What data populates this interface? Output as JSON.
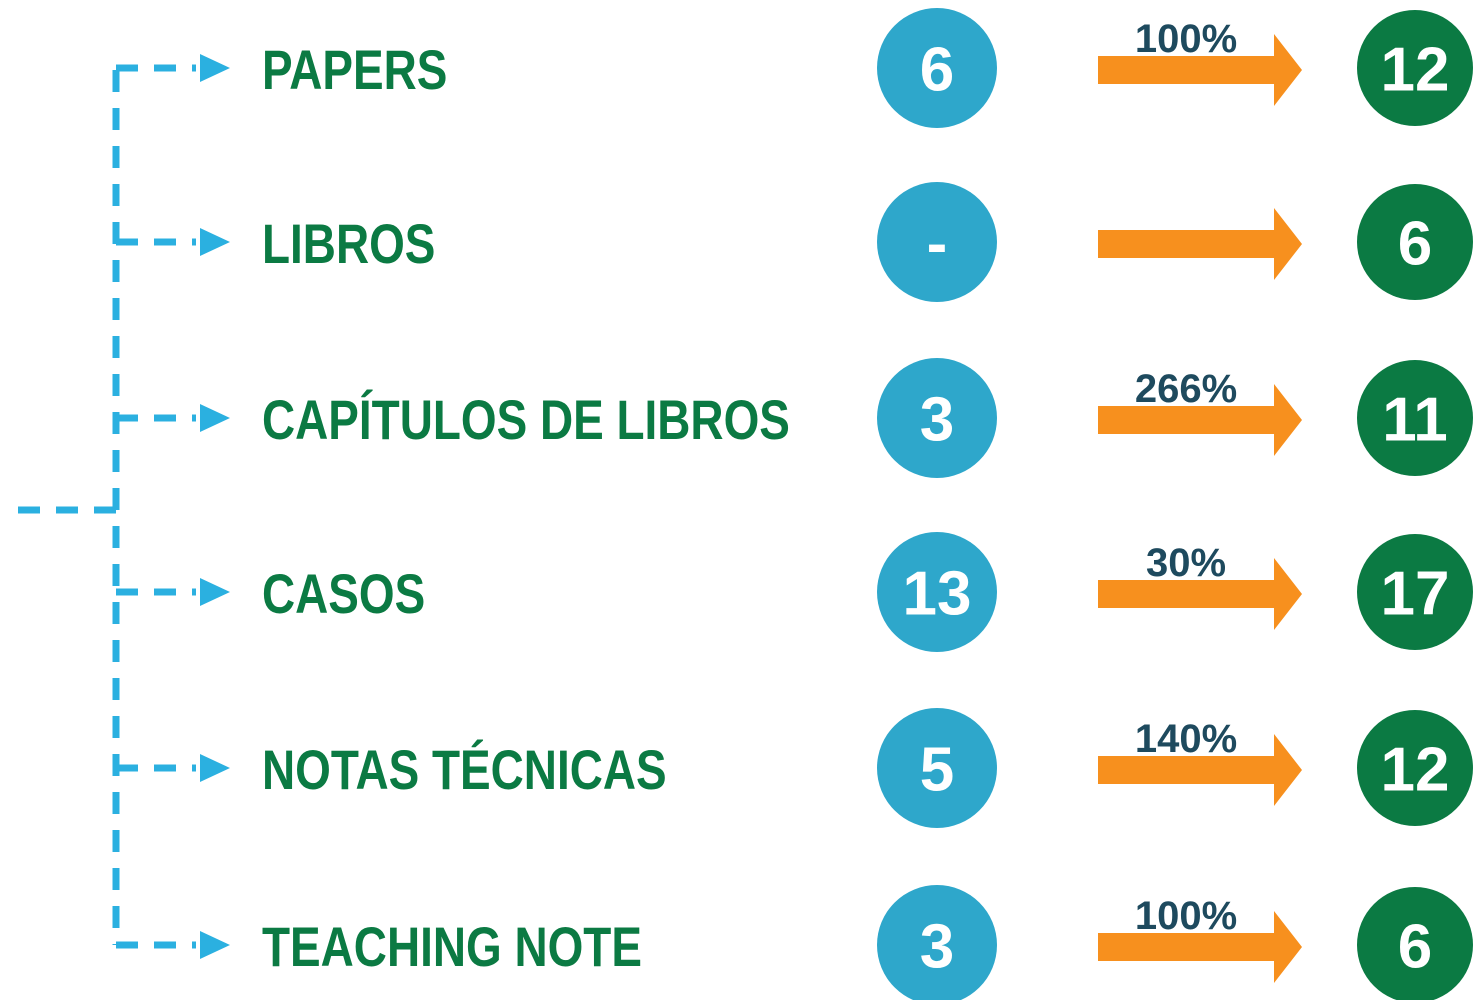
{
  "rows": [
    {
      "label": "PAPERS",
      "before": "6",
      "change": "100%",
      "after": "12"
    },
    {
      "label": "LIBROS",
      "before": "-",
      "change": null,
      "after": "6"
    },
    {
      "label": "CAPÍTULOS DE LIBROS",
      "before": "3",
      "change": "266%",
      "after": "11"
    },
    {
      "label": "CASOS",
      "before": "13",
      "change": "30%",
      "after": "17"
    },
    {
      "label": "NOTAS TÉCNICAS",
      "before": "5",
      "change": "140%",
      "after": "12"
    },
    {
      "label": "TEACHING NOTE",
      "before": "3",
      "change": "100%",
      "after": "6"
    }
  ]
}
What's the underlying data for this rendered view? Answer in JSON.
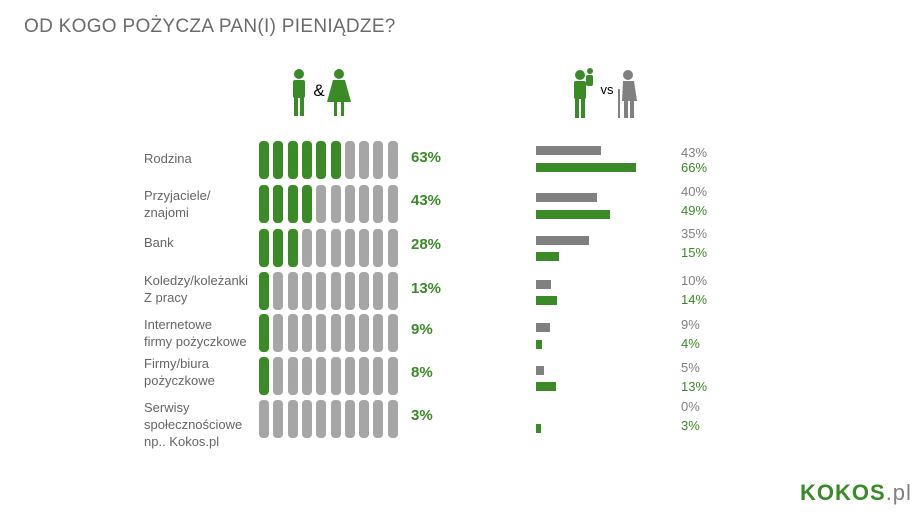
{
  "title": "OD KOGO POŻYCZA PAN(I) PIENIĄDZE?",
  "icons": {
    "gender_icon": "man-and-woman-icon",
    "ampersand": "&",
    "generation_icon": "parent-child-vs-elderly-icon",
    "vs": "vs"
  },
  "colors": {
    "green": "#3a8a28",
    "gray": "#a6a6a6",
    "dark_gray": "#808080",
    "text": "#666666"
  },
  "chart_data": [
    {
      "type": "bar",
      "categories": [
        "Rodzina",
        "Przyjaciele/\nznajomi",
        "Bank",
        "Koledzy/koleżanki\nZ pracy",
        "Internetowe\nfirmy pożyczkowe",
        "Firmy/biura\npożyczkowe",
        "Serwisy\nspołecznościowe\nnp.. Kokos.pl"
      ],
      "values": [
        63,
        43,
        28,
        13,
        9,
        8,
        3
      ],
      "value_labels": [
        "63%",
        "43%",
        "28%",
        "13%",
        "9%",
        "8%",
        "3%"
      ],
      "units_total": 10,
      "ylim": [
        0,
        100
      ]
    },
    {
      "type": "bar",
      "categories": [
        "Rodzina",
        "Przyjaciele/\nznajomi",
        "Bank",
        "Koledzy/koleżanki\nZ pracy",
        "Internetowe\nfirmy pożyczkowe",
        "Firmy/biura\npożyczkowe",
        "Serwisy\nspołecznościowe\nnp.. Kokos.pl"
      ],
      "series": [
        {
          "color": "#808080",
          "values": [
            43,
            40,
            35,
            10,
            9,
            5,
            0
          ],
          "labels": [
            "43%",
            "40%",
            "35%",
            "10%",
            "9%",
            "5%",
            "0%"
          ]
        },
        {
          "color": "#3a8a28",
          "values": [
            66,
            49,
            15,
            14,
            4,
            13,
            3
          ],
          "labels": [
            "66%",
            "49%",
            "15%",
            "14%",
            "4%",
            "13%",
            "3%"
          ]
        }
      ],
      "ylim": [
        0,
        66
      ]
    }
  ],
  "logo": {
    "text_green": "KOKO",
    "text_s": "S",
    "text_domain": ".pl"
  }
}
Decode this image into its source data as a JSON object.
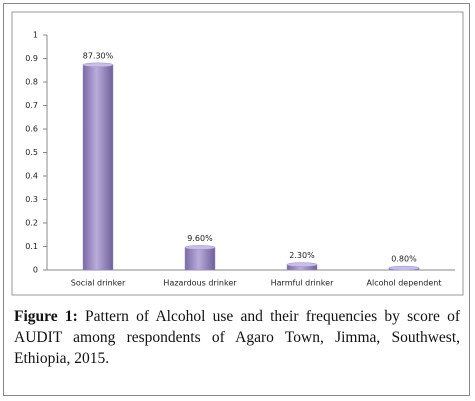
{
  "chart_data": {
    "type": "bar",
    "categories": [
      "Social drinker",
      "Hazardous drinker",
      "Harmful drinker",
      "Alcohol dependent"
    ],
    "values": [
      0.873,
      0.096,
      0.023,
      0.008
    ],
    "value_labels": [
      "87.30%",
      "9.60%",
      "2.30%",
      "0.80%"
    ],
    "color": "#9b8cc0",
    "ylim": [
      0,
      1
    ],
    "yticks": [
      0,
      0.1,
      0.2,
      0.3,
      0.4,
      0.5,
      0.6,
      0.7,
      0.8,
      0.9,
      1
    ],
    "caption_label": "Figure 1:",
    "caption": "Pattern of Alcohol use and their frequencies by score of AUDIT among respondents of Agaro Town, Jimma, Southwest, Ethiopia, 2015."
  }
}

---------------

Copy every line above in which the string "JSON" shows up.

Exercise result:
What data populates this interface? Output as JSON.
What's the underlying data for this rendered view? Answer in JSON.
Decode this image into its source data as a JSON object.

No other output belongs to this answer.